Records shown:
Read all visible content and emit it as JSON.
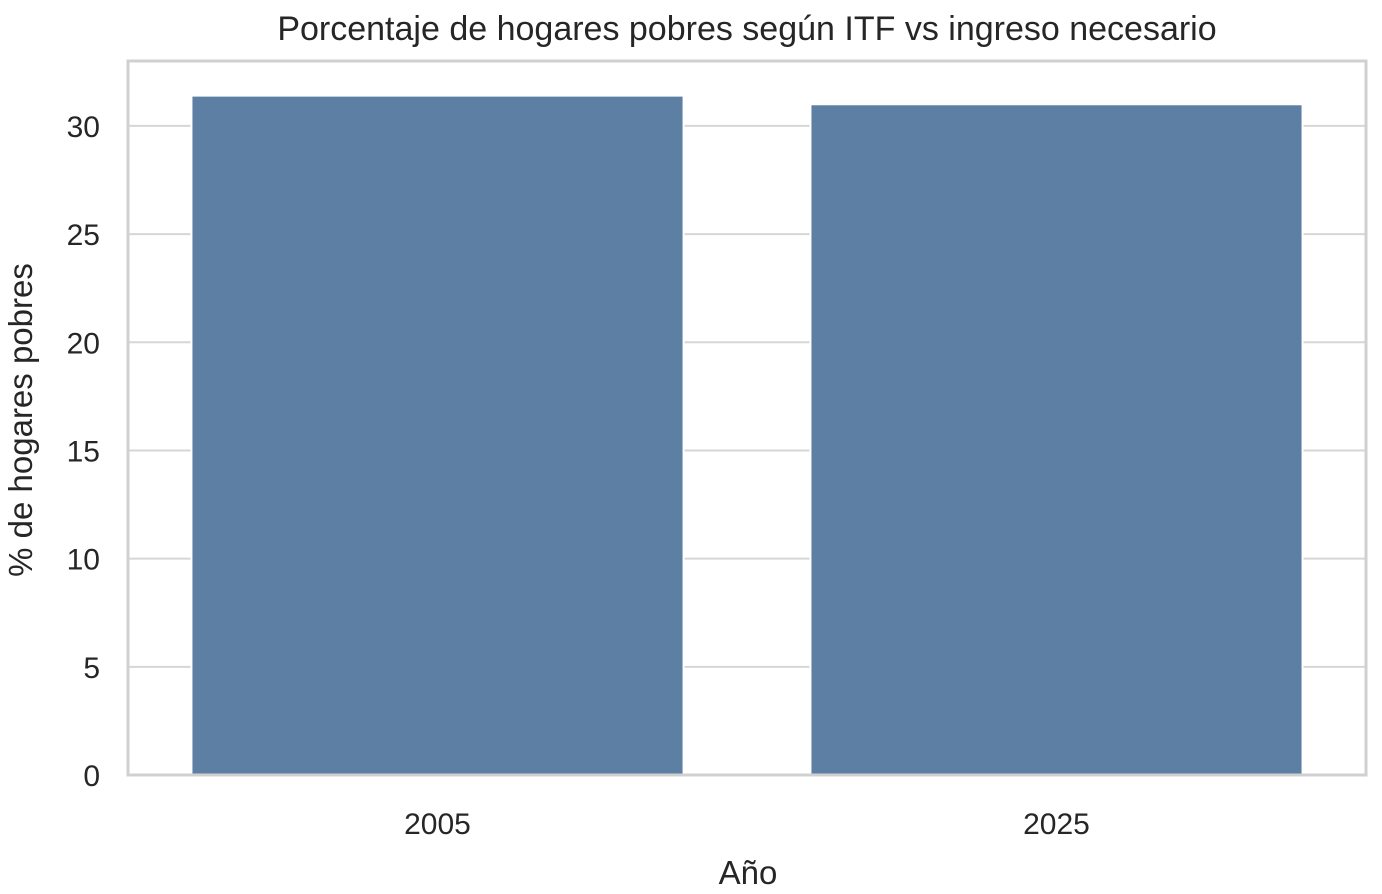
{
  "chart_data": {
    "type": "bar",
    "title": "Porcentaje de hogares pobres según ITF vs ingreso necesario",
    "xlabel": "Año",
    "ylabel": "% de hogares pobres",
    "categories": [
      "2005",
      "2025"
    ],
    "values": [
      31.4,
      31.0
    ],
    "ylim": [
      0,
      33
    ],
    "yticks": [
      0,
      5,
      10,
      15,
      20,
      25,
      30
    ],
    "grid": true,
    "bar_color": "#5d7fa3",
    "grid_color": "#d6d6d6",
    "frame_color": "#d0d0d0"
  }
}
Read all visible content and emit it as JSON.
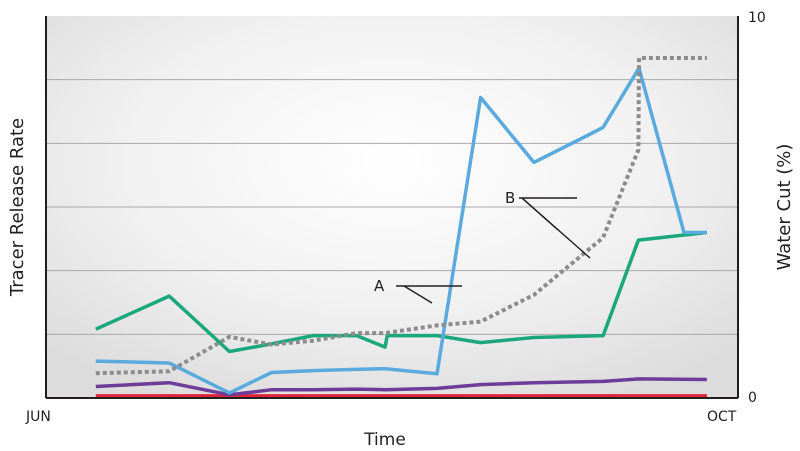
{
  "chart_data": {
    "type": "line",
    "title": "",
    "xlabel": "Time",
    "ylabel_left": "Tracer Release Rate",
    "ylabel_right": "Water Cut (%)",
    "x_ticks": [
      "JUN",
      "OCT"
    ],
    "right_ticks": [
      "0",
      "10"
    ],
    "right_ylim": [
      0,
      10
    ],
    "xlim": [
      0,
      100
    ],
    "ylim": [
      0,
      6
    ],
    "grid": true,
    "annotations": [
      {
        "text": "A",
        "points_to_series": [
          "blue-tracer",
          "water-cut"
        ]
      },
      {
        "text": "B",
        "points_to_series": [
          "blue-tracer",
          "green-tracer",
          "water-cut"
        ]
      }
    ],
    "series": [
      {
        "id": "water-cut",
        "axis": "right",
        "style": "dotted",
        "color": "#8c8c8c",
        "points": [
          [
            7.2,
            0.65
          ],
          [
            17.8,
            0.7
          ],
          [
            26.5,
            1.6
          ],
          [
            32.6,
            1.4
          ],
          [
            38.6,
            1.5
          ],
          [
            44.9,
            1.7
          ],
          [
            49.0,
            1.7
          ],
          [
            56.5,
            1.9
          ],
          [
            62.8,
            2.0
          ],
          [
            70.5,
            2.7
          ],
          [
            80.5,
            4.2
          ],
          [
            85.6,
            6.5
          ],
          [
            85.7,
            8.9
          ],
          [
            95.5,
            8.9
          ]
        ]
      },
      {
        "id": "blue-tracer",
        "color": "#5aaade",
        "points": [
          [
            7.2,
            0.58
          ],
          [
            17.8,
            0.55
          ],
          [
            26.5,
            0.08
          ],
          [
            32.6,
            0.4
          ],
          [
            38.6,
            0.43
          ],
          [
            44.9,
            0.45
          ],
          [
            49.0,
            0.46
          ],
          [
            56.5,
            0.38
          ],
          [
            62.8,
            4.72
          ],
          [
            70.5,
            3.7
          ],
          [
            77.8,
            4.1
          ],
          [
            80.5,
            4.25
          ],
          [
            85.7,
            5.18
          ],
          [
            92.2,
            2.6
          ],
          [
            95.5,
            2.6
          ]
        ]
      },
      {
        "id": "green-tracer",
        "color": "#1aa77b",
        "points": [
          [
            7.2,
            1.08
          ],
          [
            17.8,
            1.6
          ],
          [
            26.5,
            0.73
          ],
          [
            32.6,
            0.85
          ],
          [
            38.6,
            0.98
          ],
          [
            44.9,
            0.98
          ],
          [
            49.0,
            0.8
          ],
          [
            49.3,
            0.98
          ],
          [
            56.5,
            0.98
          ],
          [
            62.8,
            0.87
          ],
          [
            70.5,
            0.95
          ],
          [
            80.5,
            0.98
          ],
          [
            85.6,
            2.48
          ],
          [
            95.5,
            2.6
          ]
        ]
      },
      {
        "id": "purple-tracer",
        "color": "#6d3c98",
        "points": [
          [
            7.2,
            0.18
          ],
          [
            17.8,
            0.24
          ],
          [
            26.5,
            0.05
          ],
          [
            32.6,
            0.13
          ],
          [
            38.6,
            0.13
          ],
          [
            44.9,
            0.14
          ],
          [
            49.0,
            0.13
          ],
          [
            56.5,
            0.15
          ],
          [
            62.8,
            0.21
          ],
          [
            70.5,
            0.24
          ],
          [
            80.5,
            0.26
          ],
          [
            85.6,
            0.3
          ],
          [
            95.5,
            0.29
          ]
        ]
      },
      {
        "id": "red-tracer",
        "color": "#e2243b",
        "points": [
          [
            7.2,
            0.03
          ],
          [
            95.5,
            0.03
          ]
        ]
      }
    ]
  }
}
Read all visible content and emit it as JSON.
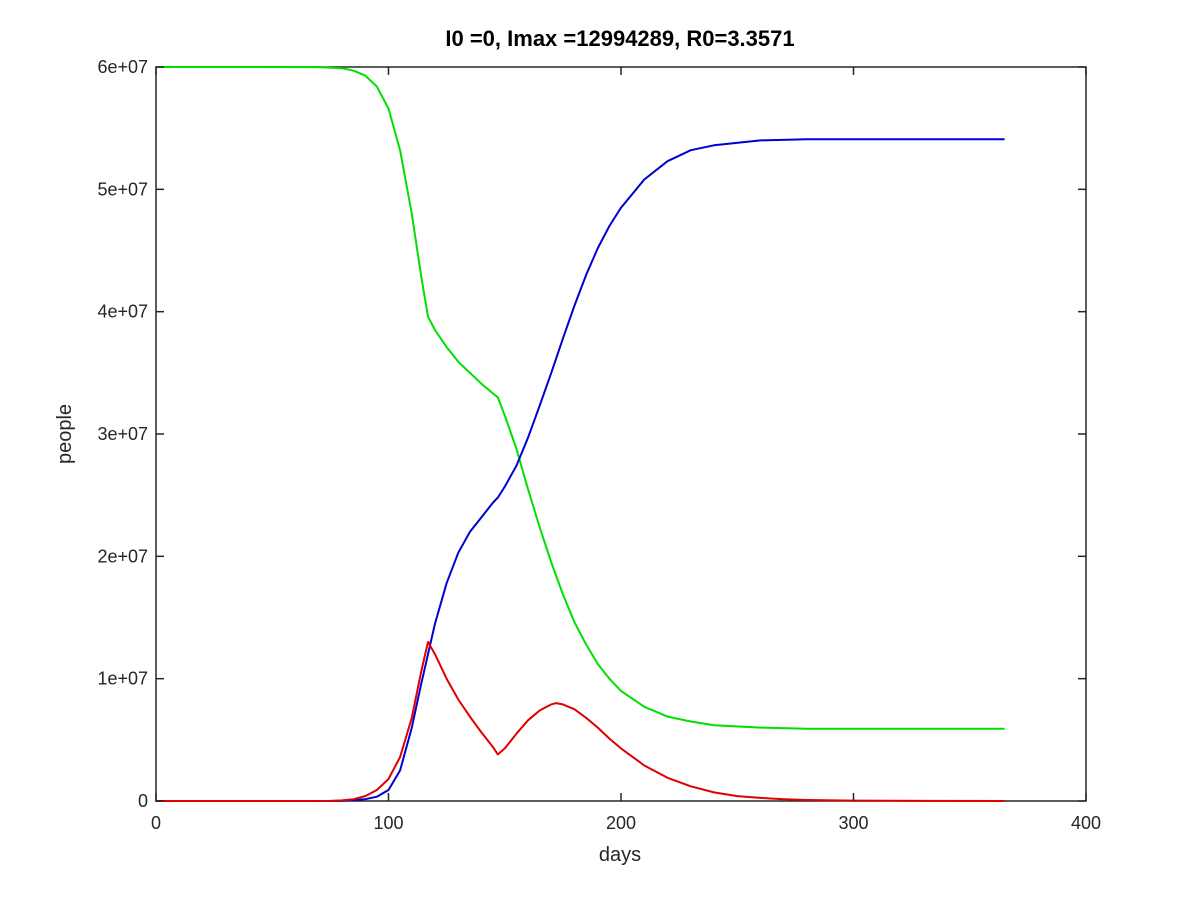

Given request: Transcribe the listing in full and omit the pictures.

Response to this exercise:
Read all visible content and emit it as JSON.
{
  "chart_data": {
    "type": "bar",
    "title": "Porcentaje de hogares pobres según ITF vs ingreso necesario",
    "xlabel": "Año",
    "ylabel": "% de hogares pobres",
    "categories": [
      "2005",
      "2025"
    ],
    "values": [
      31.4,
      31.0
    ],
    "ylim": [
      0,
      33
    ],
    "yticks": [
      0,
      5,
      10,
      15,
      20,
      25,
      30
    ],
    "grid": true,
    "bar_color": "#5d7fa3",
    "grid_color": "#d6d6d6",
    "frame_color": "#d0d0d0"
  }
}
Read all visible content and emit it as JSON.
{
  "chart_data": {
    "type": "line",
    "title": "",
    "xlabel": "Time",
    "ylabel_left": "Tracer Release Rate",
    "ylabel_right": "Water Cut (%)",
    "x_ticks": [
      "JUN",
      "OCT"
    ],
    "right_ticks": [
      "0",
      "10"
    ],
    "right_ylim": [
      0,
      10
    ],
    "xlim": [
      0,
      100
    ],
    "ylim": [
      0,
      6
    ],
    "grid": true,
    "annotations": [
      {
        "text": "A",
        "points_to_series": [
          "blue-tracer",
          "water-cut"
        ]
      },
      {
        "text": "B",
        "points_to_series": [
          "blue-tracer",
          "green-tracer",
          "water-cut"
        ]
      }
    ],
    "series": [
      {
        "id": "water-cut",
        "axis": "right",
        "style": "dotted",
        "color": "#8c8c8c",
        "points": [
          [
            7.2,
            0.65
          ],
          [
            17.8,
            0.7
          ],
          [
            26.5,
            1.6
          ],
          [
            32.6,
            1.4
          ],
          [
            38.6,
            1.5
          ],
          [
            44.9,
            1.7
          ],
          [
            49.0,
            1.7
          ],
          [
            56.5,
            1.9
          ],
          [
            62.8,
            2.0
          ],
          [
            70.5,
            2.7
          ],
          [
            80.5,
            4.2
          ],
          [
            85.6,
            6.5
          ],
          [
            85.7,
            8.9
          ],
          [
            95.5,
            8.9
          ]
        ]
      },
      {
        "id": "blue-tracer",
        "color": "#5aaade",
        "points": [
          [
            7.2,
            0.58
          ],
          [
            17.8,
            0.55
          ],
          [
            26.5,
            0.08
          ],
          [
            32.6,
            0.4
          ],
          [
            38.6,
            0.43
          ],
          [
            44.9,
            0.45
          ],
          [
            49.0,
            0.46
          ],
          [
            56.5,
            0.38
          ],
          [
            62.8,
            4.72
          ],
          [
            70.5,
            3.7
          ],
          [
            77.8,
            4.1
          ],
          [
            80.5,
            4.25
          ],
          [
            85.7,
            5.18
          ],
          [
            92.2,
            2.6
          ],
          [
            95.5,
            2.6
          ]
        ]
      },
      {
        "id": "green-tracer",
        "color": "#1aa77b",
        "points": [
          [
            7.2,
            1.08
          ],
          [
            17.8,
            1.6
          ],
          [
            26.5,
            0.73
          ],
          [
            32.6,
            0.85
          ],
          [
            38.6,
            0.98
          ],
          [
            44.9,
            0.98
          ],
          [
            49.0,
            0.8
          ],
          [
            49.3,
            0.98
          ],
          [
            56.5,
            0.98
          ],
          [
            62.8,
            0.87
          ],
          [
            70.5,
            0.95
          ],
          [
            80.5,
            0.98
          ],
          [
            85.6,
            2.48
          ],
          [
            95.5,
            2.6
          ]
        ]
      },
      {
        "id": "purple-tracer",
        "color": "#6d3c98",
        "points": [
          [
            7.2,
            0.18
          ],
          [
            17.8,
            0.24
          ],
          [
            26.5,
            0.05
          ],
          [
            32.6,
            0.13
          ],
          [
            38.6,
            0.13
          ],
          [
            44.9,
            0.14
          ],
          [
            49.0,
            0.13
          ],
          [
            56.5,
            0.15
          ],
          [
            62.8,
            0.21
          ],
          [
            70.5,
            0.24
          ],
          [
            80.5,
            0.26
          ],
          [
            85.6,
            0.3
          ],
          [
            95.5,
            0.29
          ]
        ]
      },
      {
        "id": "red-tracer",
        "color": "#e2243b",
        "points": [
          [
            7.2,
            0.03
          ],
          [
            95.5,
            0.03
          ]
        ]
      }
    ]
  }
}
Read all visible content and emit it as JSON.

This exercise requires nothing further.